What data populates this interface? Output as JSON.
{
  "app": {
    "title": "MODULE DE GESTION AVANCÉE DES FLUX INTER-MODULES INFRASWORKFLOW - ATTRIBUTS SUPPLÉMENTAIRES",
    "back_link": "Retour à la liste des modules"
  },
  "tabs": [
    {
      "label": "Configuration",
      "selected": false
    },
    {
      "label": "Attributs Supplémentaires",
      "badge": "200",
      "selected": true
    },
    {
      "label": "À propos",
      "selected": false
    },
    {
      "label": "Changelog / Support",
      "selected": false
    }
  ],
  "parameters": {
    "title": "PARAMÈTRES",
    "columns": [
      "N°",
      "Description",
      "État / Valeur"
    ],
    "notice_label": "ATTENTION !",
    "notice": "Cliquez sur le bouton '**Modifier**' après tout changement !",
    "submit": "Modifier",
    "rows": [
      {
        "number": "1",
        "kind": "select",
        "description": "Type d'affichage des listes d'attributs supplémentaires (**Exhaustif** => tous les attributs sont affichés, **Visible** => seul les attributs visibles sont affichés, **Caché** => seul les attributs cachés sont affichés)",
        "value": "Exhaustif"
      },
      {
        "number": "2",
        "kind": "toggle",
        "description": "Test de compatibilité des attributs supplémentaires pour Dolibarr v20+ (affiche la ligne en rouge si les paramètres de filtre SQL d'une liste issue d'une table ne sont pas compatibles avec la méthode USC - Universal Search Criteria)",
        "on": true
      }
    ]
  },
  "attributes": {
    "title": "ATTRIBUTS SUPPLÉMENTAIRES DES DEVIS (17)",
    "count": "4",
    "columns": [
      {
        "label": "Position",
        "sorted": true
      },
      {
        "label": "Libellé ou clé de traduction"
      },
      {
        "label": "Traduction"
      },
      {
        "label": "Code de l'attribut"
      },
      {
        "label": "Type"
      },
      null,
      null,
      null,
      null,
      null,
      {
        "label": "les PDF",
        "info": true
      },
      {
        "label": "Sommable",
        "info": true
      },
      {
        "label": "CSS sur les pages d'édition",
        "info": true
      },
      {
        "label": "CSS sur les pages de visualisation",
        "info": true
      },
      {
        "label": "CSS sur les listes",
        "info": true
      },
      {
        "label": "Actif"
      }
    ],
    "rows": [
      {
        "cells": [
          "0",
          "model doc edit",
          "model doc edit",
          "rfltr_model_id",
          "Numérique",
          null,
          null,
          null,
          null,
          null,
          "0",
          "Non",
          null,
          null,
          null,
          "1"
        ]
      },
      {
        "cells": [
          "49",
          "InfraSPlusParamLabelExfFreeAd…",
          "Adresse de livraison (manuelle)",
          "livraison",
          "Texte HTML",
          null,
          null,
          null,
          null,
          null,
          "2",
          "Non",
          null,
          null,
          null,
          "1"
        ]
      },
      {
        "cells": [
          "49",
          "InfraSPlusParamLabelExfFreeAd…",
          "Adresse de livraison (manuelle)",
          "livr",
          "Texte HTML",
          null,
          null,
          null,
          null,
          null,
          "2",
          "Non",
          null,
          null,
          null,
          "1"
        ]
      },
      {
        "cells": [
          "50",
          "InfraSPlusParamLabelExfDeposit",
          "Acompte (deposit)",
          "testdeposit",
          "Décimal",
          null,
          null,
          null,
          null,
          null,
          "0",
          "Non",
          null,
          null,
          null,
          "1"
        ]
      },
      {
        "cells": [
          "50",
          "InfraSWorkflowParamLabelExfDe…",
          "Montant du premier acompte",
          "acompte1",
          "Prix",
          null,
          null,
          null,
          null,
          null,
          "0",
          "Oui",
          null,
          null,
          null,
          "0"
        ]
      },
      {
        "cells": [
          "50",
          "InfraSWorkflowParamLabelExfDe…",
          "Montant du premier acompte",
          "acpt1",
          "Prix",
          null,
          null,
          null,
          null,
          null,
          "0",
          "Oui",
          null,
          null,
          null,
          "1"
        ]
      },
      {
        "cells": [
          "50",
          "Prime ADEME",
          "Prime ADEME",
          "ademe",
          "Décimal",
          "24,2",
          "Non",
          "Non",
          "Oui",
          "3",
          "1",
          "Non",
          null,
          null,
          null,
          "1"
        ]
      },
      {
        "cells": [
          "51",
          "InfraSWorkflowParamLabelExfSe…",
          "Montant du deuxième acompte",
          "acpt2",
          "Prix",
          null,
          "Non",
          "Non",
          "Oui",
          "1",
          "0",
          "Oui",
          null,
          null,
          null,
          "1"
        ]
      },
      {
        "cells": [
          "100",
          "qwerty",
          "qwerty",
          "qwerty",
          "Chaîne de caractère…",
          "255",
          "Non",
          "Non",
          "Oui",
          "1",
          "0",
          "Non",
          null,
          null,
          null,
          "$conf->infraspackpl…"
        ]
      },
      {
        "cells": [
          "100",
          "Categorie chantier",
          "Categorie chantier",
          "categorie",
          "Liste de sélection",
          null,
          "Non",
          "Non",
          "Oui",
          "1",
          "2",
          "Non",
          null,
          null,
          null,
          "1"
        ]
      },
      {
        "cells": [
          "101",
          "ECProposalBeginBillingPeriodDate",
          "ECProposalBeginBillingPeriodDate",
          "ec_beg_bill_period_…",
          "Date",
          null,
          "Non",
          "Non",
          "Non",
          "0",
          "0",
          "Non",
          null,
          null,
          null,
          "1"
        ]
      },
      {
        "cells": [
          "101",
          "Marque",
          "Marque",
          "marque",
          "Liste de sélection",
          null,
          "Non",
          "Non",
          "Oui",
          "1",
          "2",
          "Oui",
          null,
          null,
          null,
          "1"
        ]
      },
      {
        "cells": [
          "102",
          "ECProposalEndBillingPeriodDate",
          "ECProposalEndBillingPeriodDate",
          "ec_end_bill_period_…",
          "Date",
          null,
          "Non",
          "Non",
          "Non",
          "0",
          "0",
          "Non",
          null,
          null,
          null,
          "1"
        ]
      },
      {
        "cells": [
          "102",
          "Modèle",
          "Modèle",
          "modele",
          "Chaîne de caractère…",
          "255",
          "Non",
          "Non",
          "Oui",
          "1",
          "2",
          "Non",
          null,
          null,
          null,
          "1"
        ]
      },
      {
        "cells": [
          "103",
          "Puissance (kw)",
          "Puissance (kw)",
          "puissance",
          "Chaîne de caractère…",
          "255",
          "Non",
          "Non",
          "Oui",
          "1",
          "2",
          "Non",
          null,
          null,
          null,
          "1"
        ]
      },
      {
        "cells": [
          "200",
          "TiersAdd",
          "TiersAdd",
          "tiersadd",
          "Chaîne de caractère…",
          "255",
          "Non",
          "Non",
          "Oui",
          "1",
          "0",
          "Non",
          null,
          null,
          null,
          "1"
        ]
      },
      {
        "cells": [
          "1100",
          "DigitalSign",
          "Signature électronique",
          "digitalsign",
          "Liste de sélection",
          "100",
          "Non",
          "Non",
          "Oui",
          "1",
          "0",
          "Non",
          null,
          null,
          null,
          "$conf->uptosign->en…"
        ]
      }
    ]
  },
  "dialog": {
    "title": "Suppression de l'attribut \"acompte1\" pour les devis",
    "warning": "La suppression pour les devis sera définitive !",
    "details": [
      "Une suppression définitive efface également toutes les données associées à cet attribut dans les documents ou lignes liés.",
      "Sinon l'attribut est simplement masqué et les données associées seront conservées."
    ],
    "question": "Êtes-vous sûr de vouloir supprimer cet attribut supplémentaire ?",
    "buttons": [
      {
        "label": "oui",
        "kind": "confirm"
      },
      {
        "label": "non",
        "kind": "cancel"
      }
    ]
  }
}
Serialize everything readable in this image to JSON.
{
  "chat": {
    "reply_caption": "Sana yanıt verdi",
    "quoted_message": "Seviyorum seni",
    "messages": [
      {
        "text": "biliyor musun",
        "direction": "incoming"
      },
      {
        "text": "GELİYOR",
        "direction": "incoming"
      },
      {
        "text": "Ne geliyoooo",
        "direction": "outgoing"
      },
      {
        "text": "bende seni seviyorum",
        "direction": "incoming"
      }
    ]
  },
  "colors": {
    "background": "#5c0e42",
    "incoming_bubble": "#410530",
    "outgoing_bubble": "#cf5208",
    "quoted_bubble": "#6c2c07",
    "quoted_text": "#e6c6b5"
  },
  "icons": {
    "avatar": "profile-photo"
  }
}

(EXERCISE DESCRIPTION) In the listing, how many lines hold "Modifier"? Answer with a bare number.

(FINISHED TASK) 2